• **Brief**
Give every line of the data again, unchanged, but with no pictures.
/---
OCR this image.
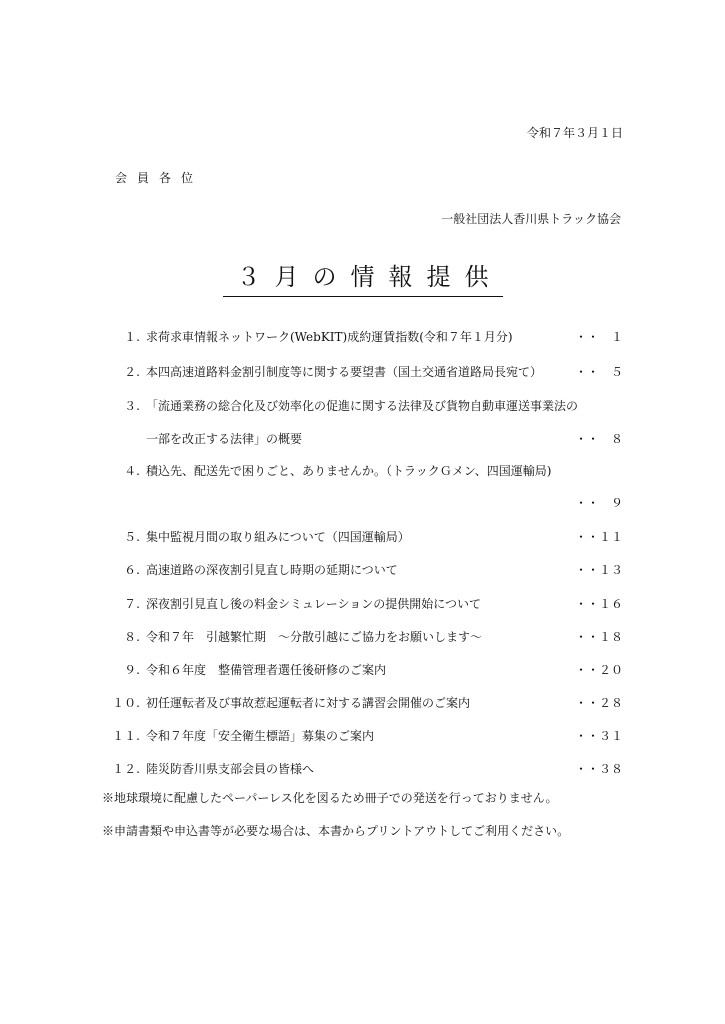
令和７年３月１日
会員各位
一般社団法人香川県トラック協会
３月の情報提供
１. 求荷求車情報ネットワーク(WebKIT)成約運賃指数(令和７年１月分)	・・　１
２. 本四高速道路料金割引制度等に関する要望書（国土交通省道路局長宛て）	・・　５
３. 「流通業務の総合化及び効率化の促進に関する法律及び貨物自動車運送事業法の
一部を改正する法律」の概要	・・　８
４. 積込先、配送先で困りごと、ありませんか。（トラックＧメン、四国運輸局)
・・　９
５. 集中監視月間の取り組みについて（四国運輸局）	・・１１
６. 高速道路の深夜割引見直し時期の延期について	・・１３
７. 深夜割引見直し後の料金シミュレーションの提供開始について	・・１６
８. 令和７年　引越繁忙期　～分散引越にご協力をお願いします～	・・１８
９. 令和６年度　整備管理者選任後研修のご案内	・・２０
１０. 初任運転者及び事故惹起運転者に対する講習会開催のご案内	・・２８
１１. 令和７年度「安全衛生標語」募集のご案内	・・３１
１２. 陸災防香川県支部会員の皆様へ	・・３８
※地球環境に配慮したペーパーレス化を図るため冊子での発送を行っておりません。
※申請書類や申込書等が必要な場合は、本書からプリントアウトしてご利用ください。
\---
• **Solution to the exercise**
OCR this image.
令和７年３月１日
会員各位
一般社団法人香川県トラック協会
３月の情報提供
１. 求荷求車情報ネットワーク(WebKIT)成約運賃指数(令和７年１月分)	・・　１
２. 本四高速道路料金割引制度等に関する要望書（国土交通省道路局長宛て）	・・　５
３. 「流通業務の総合化及び効率化の促進に関する法律及び貨物自動車運送事業法の
一部を改正する法律」の概要	・・　８
４. 積込先、配送先で困りごと、ありませんか。（トラックＧメン、四国運輸局)
・・　９
５. 集中監視月間の取り組みについて（四国運輸局）	・・１１
６. 高速道路の深夜割引見直し時期の延期について	・・１３
７. 深夜割引見直し後の料金シミュレーションの提供開始について	・・１６
８. 令和７年　引越繁忙期　～分散引越にご協力をお願いします～	・・１８
９. 令和６年度　整備管理者選任後研修のご案内	・・２０
１０. 初任運転者及び事故惹起運転者に対する講習会開催のご案内	・・２８
１１. 令和７年度「安全衛生標語」募集のご案内	・・３１
１２. 陸災防香川県支部会員の皆様へ	・・３８
※地球環境に配慮したペーパーレス化を図るため冊子での発送を行っておりません。
※申請書類や申込書等が必要な場合は、本書からプリントアウトしてご利用ください。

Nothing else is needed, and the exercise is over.